- **EXERCISE MATERIAL**:
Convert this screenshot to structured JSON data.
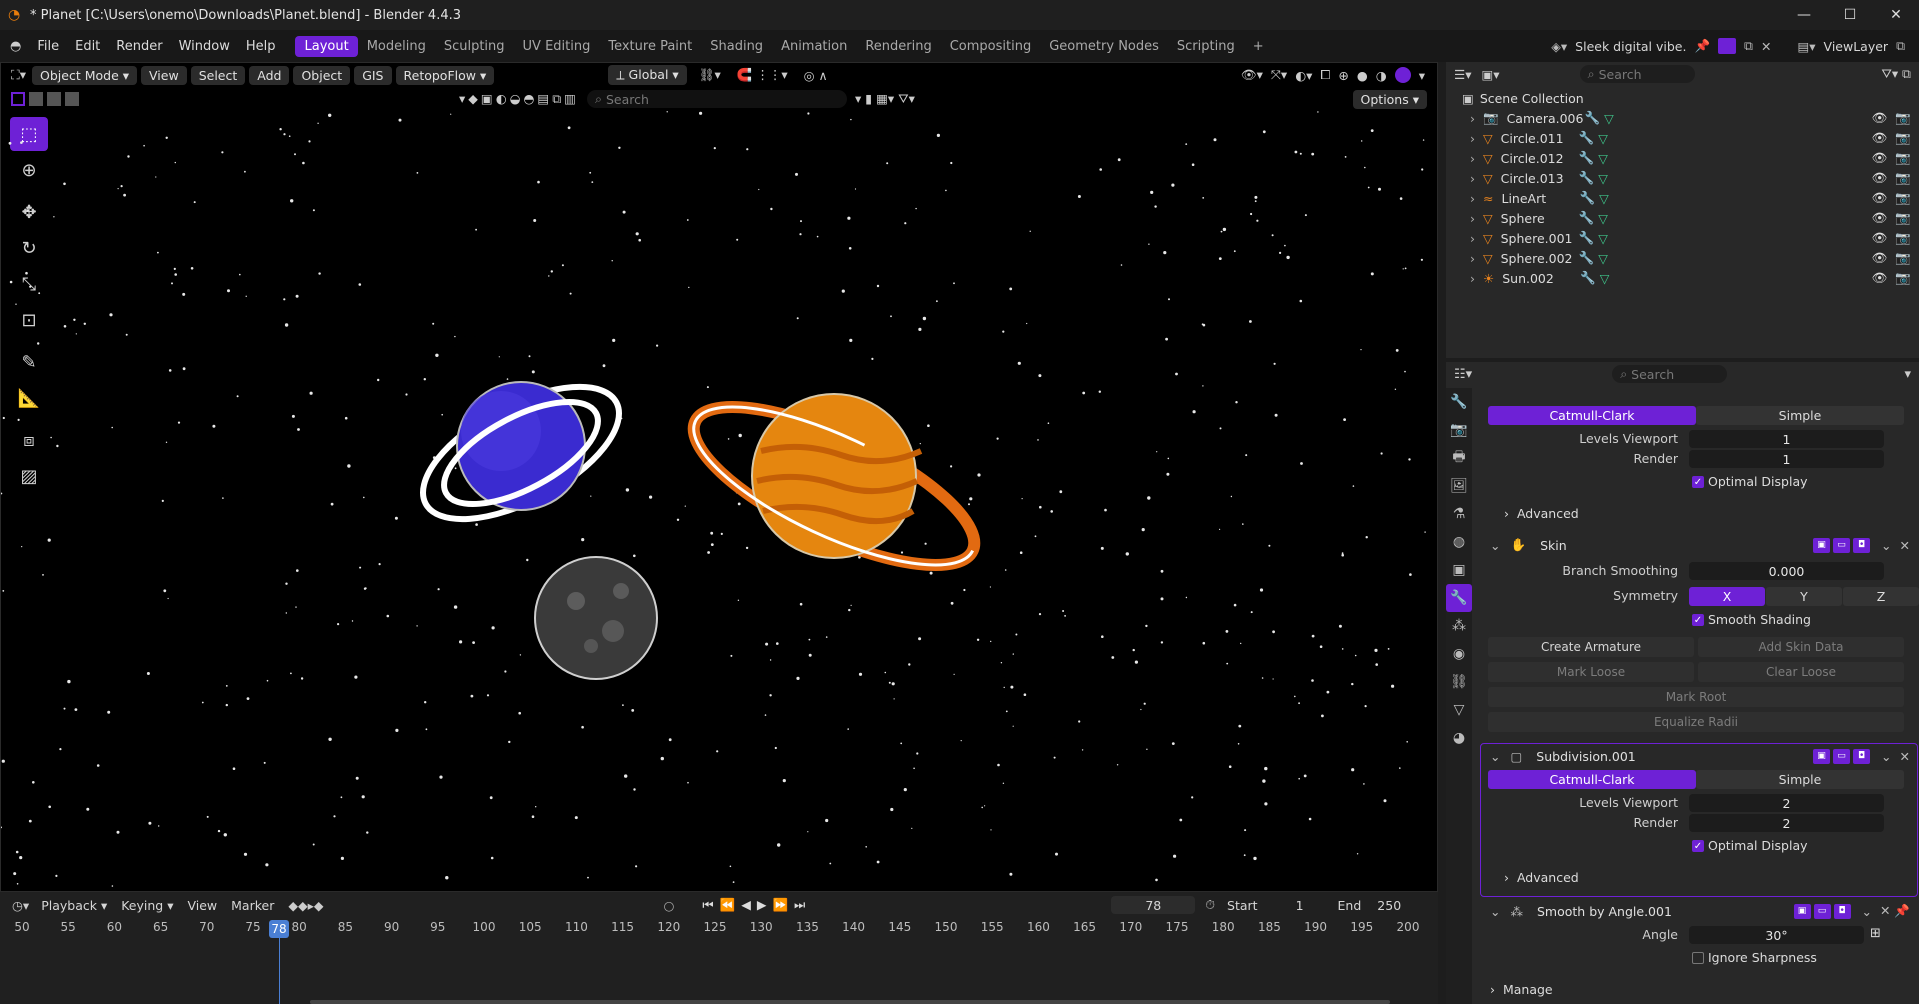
{
  "window": {
    "title": "* Planet [C:\\Users\\onemo\\Downloads\\Planet.blend] - Blender 4.4.3",
    "minimize": "—",
    "maximize": "☐",
    "close": "✕"
  },
  "menu": [
    "File",
    "Edit",
    "Render",
    "Window",
    "Help"
  ],
  "workspaces": [
    "Layout",
    "Modeling",
    "Sculpting",
    "UV Editing",
    "Texture Paint",
    "Shading",
    "Animation",
    "Rendering",
    "Compositing",
    "Geometry Nodes",
    "Scripting"
  ],
  "workspace_add": "+",
  "topright": {
    "style_preset": "Sleek digital vibe.",
    "view_layer": "ViewLayer"
  },
  "viewport": {
    "mode": "Object Mode",
    "menus": [
      "View",
      "Select",
      "Add",
      "Object",
      "GIS",
      "RetopoFlow"
    ],
    "orientation": "Global",
    "search_placeholder": "Search",
    "options": "Options"
  },
  "timeline": {
    "menus": [
      "Playback",
      "Keying",
      "View",
      "Marker"
    ],
    "current_frame": "78",
    "start_label": "Start",
    "start": "1",
    "end_label": "End",
    "end": "250",
    "ruler": [
      "50",
      "55",
      "60",
      "65",
      "70",
      "75",
      "80",
      "85",
      "90",
      "95",
      "100",
      "105",
      "110",
      "115",
      "120",
      "125",
      "130",
      "135",
      "140",
      "145",
      "150",
      "155",
      "160",
      "165",
      "170",
      "175",
      "180",
      "185",
      "190",
      "195",
      "200"
    ],
    "playhead": "78"
  },
  "outliner": {
    "search_placeholder": "Search",
    "root": "Scene Collection",
    "items": [
      {
        "name": "Camera.006",
        "icon": "camera-icon"
      },
      {
        "name": "Circle.011",
        "icon": "mesh-icon"
      },
      {
        "name": "Circle.012",
        "icon": "mesh-icon"
      },
      {
        "name": "Circle.013",
        "icon": "mesh-icon"
      },
      {
        "name": "LineArt",
        "icon": "lineart-icon"
      },
      {
        "name": "Sphere",
        "icon": "mesh-icon"
      },
      {
        "name": "Sphere.001",
        "icon": "mesh-icon"
      },
      {
        "name": "Sphere.002",
        "icon": "mesh-icon"
      },
      {
        "name": "Sun.002",
        "icon": "light-icon"
      }
    ]
  },
  "properties": {
    "search_placeholder": "Search",
    "subdiv1": {
      "method_a": "Catmull-Clark",
      "method_b": "Simple",
      "levels_label": "Levels Viewport",
      "levels": "1",
      "render_label": "Render",
      "render": "1",
      "optimal": "Optimal Display",
      "advanced": "Advanced"
    },
    "skin": {
      "name": "Skin",
      "branch_label": "Branch Smoothing",
      "branch": "0.000",
      "sym_label": "Symmetry",
      "x": "X",
      "y": "Y",
      "z": "Z",
      "smooth": "Smooth Shading",
      "create_armature": "Create Armature",
      "add_skin_data": "Add Skin Data",
      "mark_loose": "Mark Loose",
      "clear_loose": "Clear Loose",
      "mark_root": "Mark Root",
      "equalize": "Equalize Radii"
    },
    "subdiv2": {
      "name": "Subdivision.001",
      "method_a": "Catmull-Clark",
      "method_b": "Simple",
      "levels_label": "Levels Viewport",
      "levels": "2",
      "render_label": "Render",
      "render": "2",
      "optimal": "Optimal Display",
      "advanced": "Advanced"
    },
    "smooth_angle": {
      "name": "Smooth by Angle.001",
      "angle_label": "Angle",
      "angle": "30°",
      "ignore": "Ignore Sharpness",
      "manage": "Manage"
    }
  },
  "colors": {
    "accent": "#6e21d6",
    "viewport_bg": "#000000",
    "panel_bg": "#282828"
  }
}
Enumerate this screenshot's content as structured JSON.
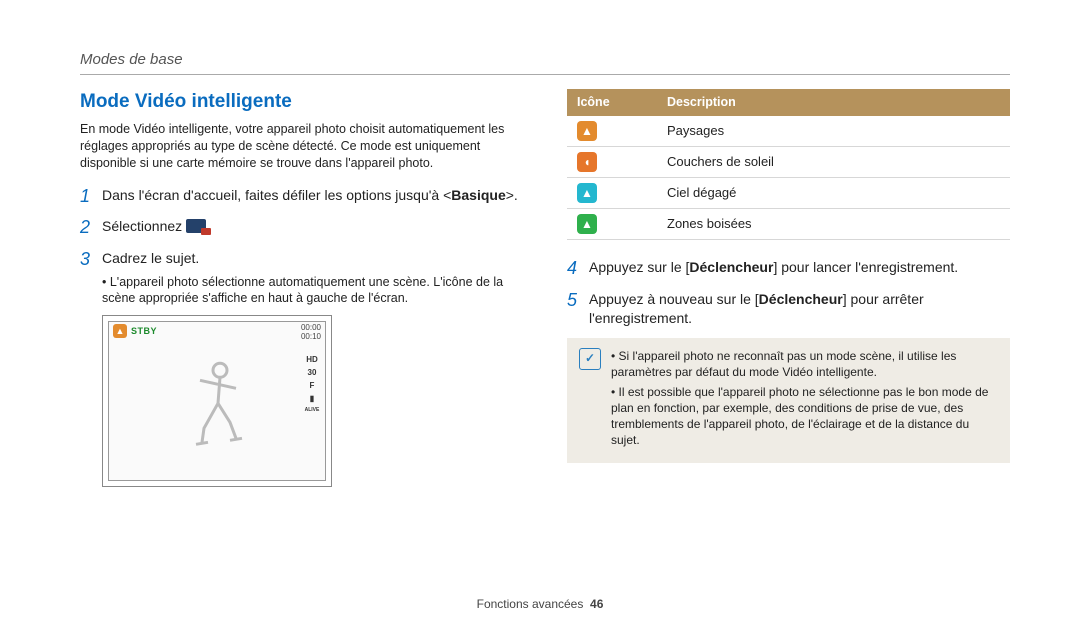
{
  "breadcrumb": "Modes de base",
  "title": "Mode Vidéo intelligente",
  "intro": "En mode Vidéo intelligente, votre appareil photo choisit automatiquement les réglages appropriés au type de scène détecté. Ce mode est uniquement disponible si une carte mémoire se trouve dans l'appareil photo.",
  "steps": {
    "s1": {
      "num": "1",
      "pre": "Dans l'écran d'accueil, faites défiler les options jusqu'à <",
      "bold": "Basique",
      "post": ">."
    },
    "s2": {
      "num": "2",
      "pre": "Sélectionnez ",
      "post": "."
    },
    "s3": {
      "num": "3",
      "text": "Cadrez le sujet.",
      "bullet": "L'appareil photo sélectionne automatiquement une scène. L'icône de la scène appropriée s'affiche en haut à gauche de l'écran."
    },
    "s4": {
      "num": "4",
      "pre": "Appuyez sur le [",
      "bold": "Déclencheur",
      "post": "] pour lancer l'enregistrement."
    },
    "s5": {
      "num": "5",
      "pre": "Appuyez à nouveau sur le [",
      "bold": "Déclencheur",
      "post": "] pour arrêter l'enregistrement."
    }
  },
  "screen": {
    "stby": "STBY",
    "time": "00:00",
    "clock": "00:10",
    "side": {
      "hd": "HD",
      "fps": "30",
      "f": "F",
      "mic": "▮",
      "alive": "ALIVE"
    }
  },
  "table": {
    "head": {
      "icon": "Icône",
      "desc": "Description"
    },
    "rows": [
      {
        "icon_name": "landscape-icon",
        "glyph": "▲",
        "cls": "ic-orange",
        "desc": "Paysages"
      },
      {
        "icon_name": "sunset-icon",
        "glyph": "◖",
        "cls": "ic-sunset",
        "desc": "Couchers de soleil"
      },
      {
        "icon_name": "clear-sky-icon",
        "glyph": "▲",
        "cls": "ic-cyan",
        "desc": "Ciel dégagé"
      },
      {
        "icon_name": "wooded-icon",
        "glyph": "▲",
        "cls": "ic-green",
        "desc": "Zones boisées"
      }
    ]
  },
  "note": {
    "badge": "✓",
    "items": [
      "Si l'appareil photo ne reconnaît pas un mode scène, il utilise les paramètres par défaut du mode Vidéo intelligente.",
      "Il est possible que l'appareil photo ne sélectionne pas le bon mode de plan en fonction, par exemple, des conditions de prise de vue, des tremblements de l'appareil photo, de l'éclairage et de la distance du sujet."
    ]
  },
  "footer": {
    "label": "Fonctions avancées",
    "page": "46"
  }
}
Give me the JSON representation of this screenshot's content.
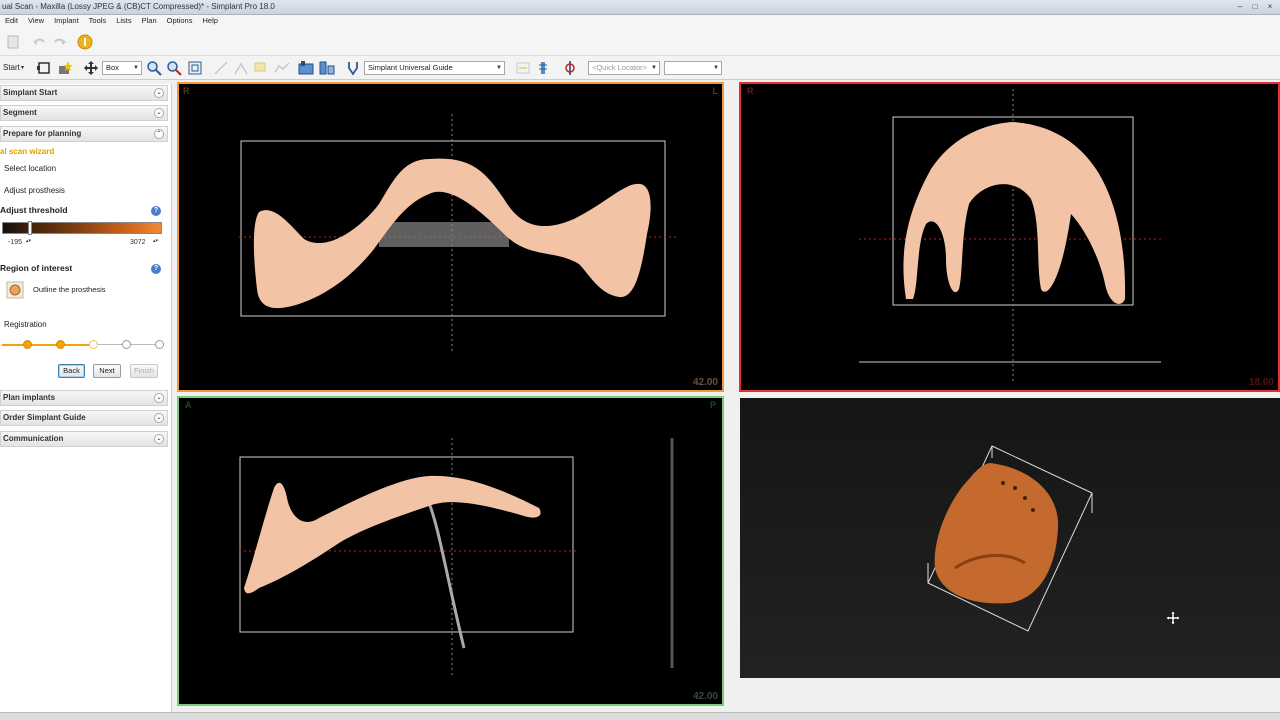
{
  "window": {
    "title": "ual Scan - Maxilla (Lossy JPEG & (CB)CT Compressed)* - Simplant Pro 18.0",
    "buttons": [
      "–",
      "□",
      "×"
    ]
  },
  "menu": [
    "Edit",
    "View",
    "Implant",
    "Tools",
    "Lists",
    "Plan",
    "Options",
    "Help"
  ],
  "toolbar": {
    "start_label": "Start",
    "box_select": "Box",
    "guide_select": "Simplant Universal Guide",
    "quick_locator": "<Quick Locator>",
    "empty_select": ""
  },
  "sidebar": {
    "sections": {
      "simplant_start": "Simplant Start",
      "segment": "Segment",
      "prepare": "Prepare for planning",
      "plan_implants": "Plan implants",
      "order_guide": "Order Simplant Guide",
      "communication": "Communication"
    },
    "wizard_title": "al scan wizard",
    "step_select_location": "Select location",
    "step_adjust_prosthesis": "Adjust prosthesis",
    "adjust_threshold": "Adjust threshold",
    "threshold_min": "-195",
    "threshold_max": "3072",
    "region_of_interest": "Region of interest",
    "outline_prosthesis": "Outline the prosthesis",
    "registration": "Registration",
    "back": "Back",
    "next": "Next",
    "finish": "Finish"
  },
  "views": {
    "axial": {
      "corner_left": "R",
      "corner_right": "L",
      "zoom": "42.00"
    },
    "coronal": {
      "corner_left": "R",
      "zoom": "18.00"
    },
    "sagittal": {
      "corner_left": "A",
      "corner_right": "P",
      "zoom": "42.00"
    }
  },
  "colors": {
    "accent": "#f0a30a",
    "prosthesis": "#f2c3a4",
    "view_axial_border": "#f29a3a",
    "view_coronal_border": "#e03030",
    "view_sagittal_border": "#7acb7a"
  }
}
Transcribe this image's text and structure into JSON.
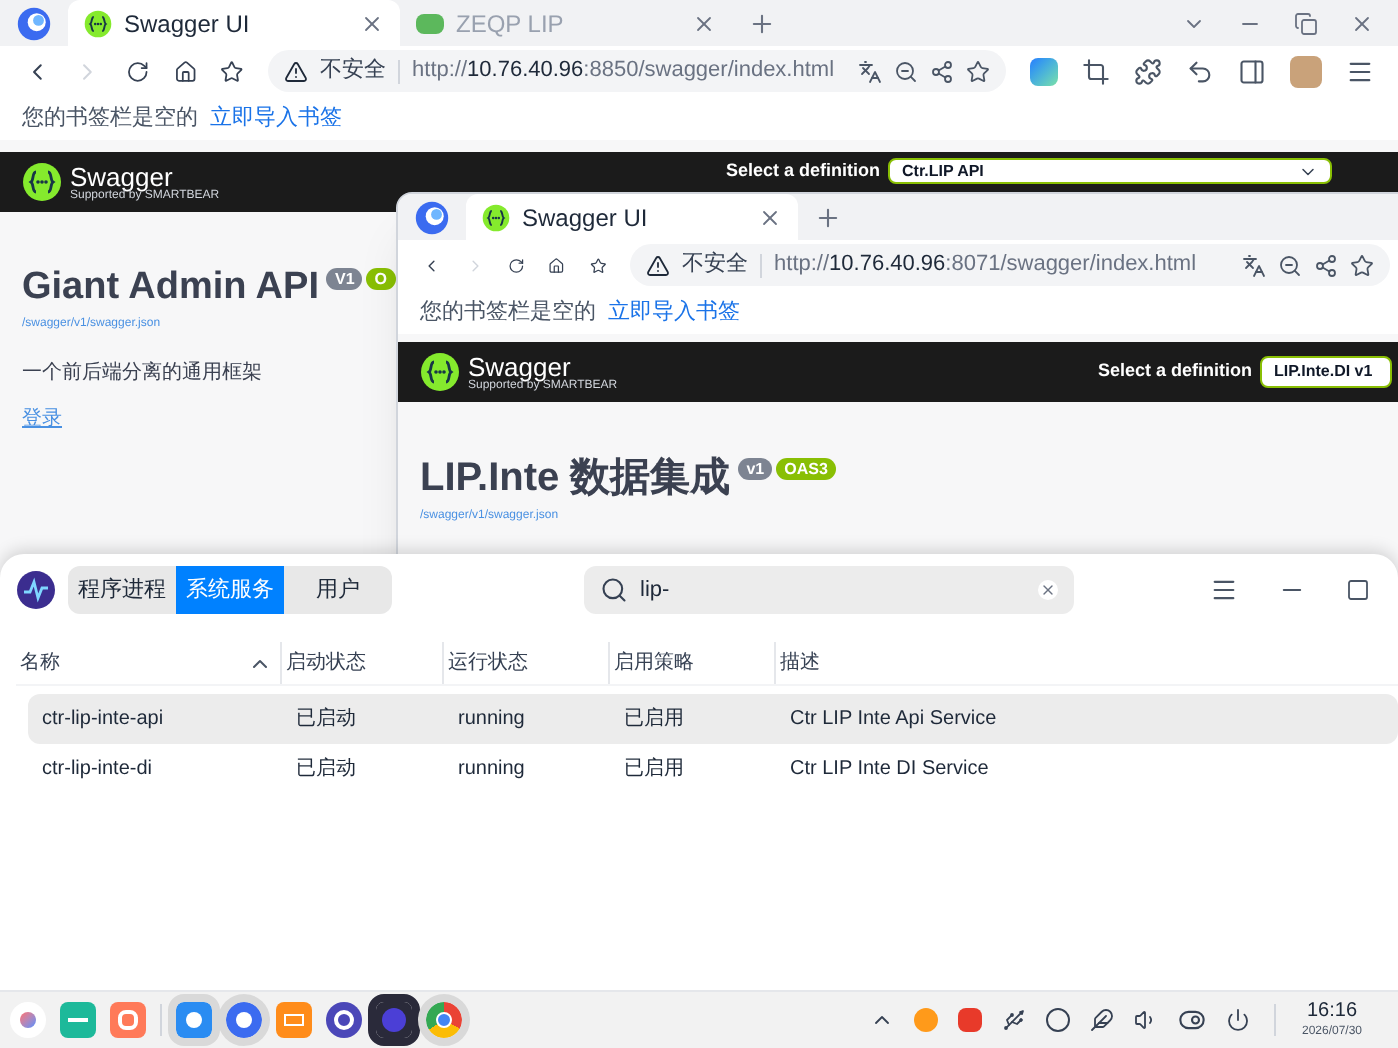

- **GOAL**: In the entries above, identify every line with the string "this".

- **ANSWER TO THE TASK**:
Convert this screenshot to structured JSON data.
Enumerate this screenshot's content as structured JSON.
Give me the JSON representation of this screenshot's content.
Transcribe this image's text and structure into JSON.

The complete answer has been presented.